→ **INFORMATION SUPPLIED**:
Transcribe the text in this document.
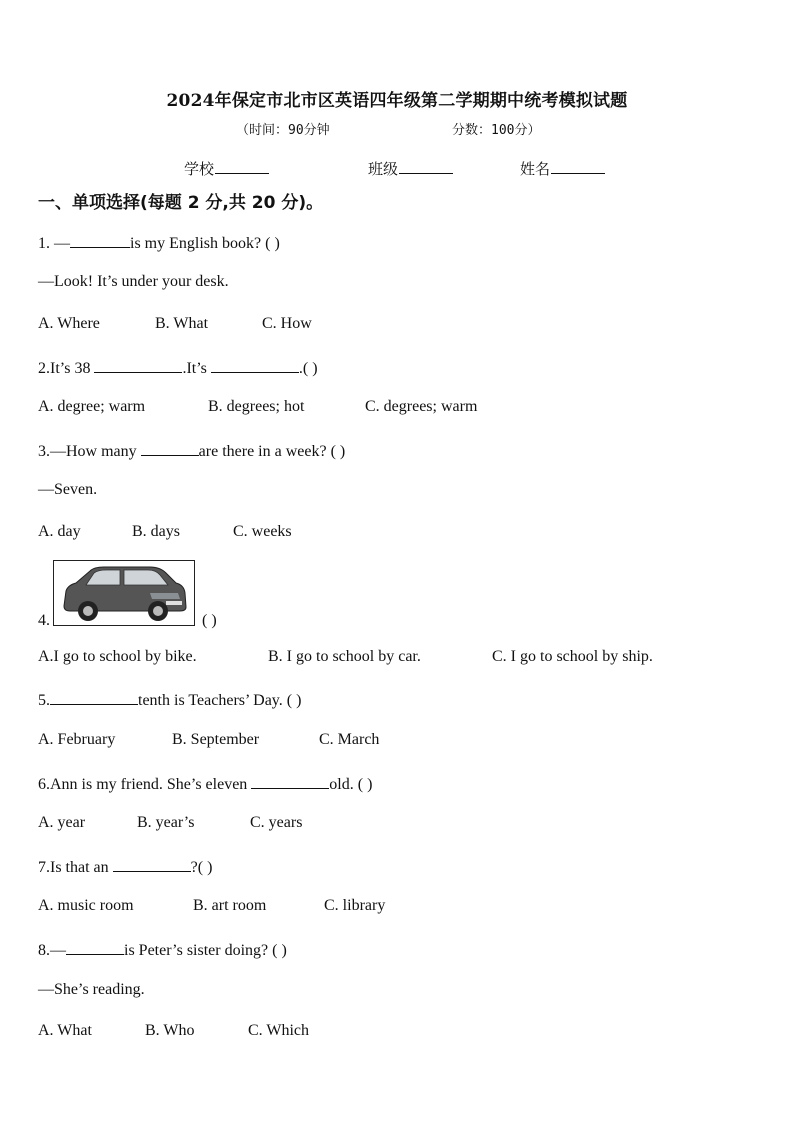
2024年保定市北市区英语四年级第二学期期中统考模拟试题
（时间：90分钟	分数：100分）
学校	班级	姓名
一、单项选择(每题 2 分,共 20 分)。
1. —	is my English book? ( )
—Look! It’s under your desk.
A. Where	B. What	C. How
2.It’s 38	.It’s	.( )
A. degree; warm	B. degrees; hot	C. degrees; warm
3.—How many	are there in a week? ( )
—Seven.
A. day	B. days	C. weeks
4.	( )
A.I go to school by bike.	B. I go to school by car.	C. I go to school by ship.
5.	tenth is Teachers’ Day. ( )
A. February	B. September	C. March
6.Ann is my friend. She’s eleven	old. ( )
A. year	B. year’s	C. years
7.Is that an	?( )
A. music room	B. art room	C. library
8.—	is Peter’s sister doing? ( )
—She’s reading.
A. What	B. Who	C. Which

→ **WORK INSTRUCTIONS**:
Write out every entry again word for word, without any of the pictures.

→ **REPLY TO THE EXERCISE**:
Transcribe the text in this document.
2024年保定市北市区英语四年级第二学期期中统考模拟试题
（时间：90分钟	分数：100分）
学校	班级	姓名
一、单项选择(每题 2 分,共 20 分)。
1. —	is my English book? ( )
—Look! It’s under your desk.
A. Where	B. What	C. How
2.It’s 38	.It’s	.( )
A. degree; warm	B. degrees; hot	C. degrees; warm
3.—How many	are there in a week? ( )
—Seven.
A. day	B. days	C. weeks
4.	( )
A.I go to school by bike.	B. I go to school by car.	C. I go to school by ship.
5.	tenth is Teachers’ Day. ( )
A. February	B. September	C. March
6.Ann is my friend. She’s eleven	old. ( )
A. year	B. year’s	C. years
7.Is that an	?( )
A. music room	B. art room	C. library
8.—	is Peter’s sister doing? ( )
—She’s reading.
A. What	B. Who	C. Which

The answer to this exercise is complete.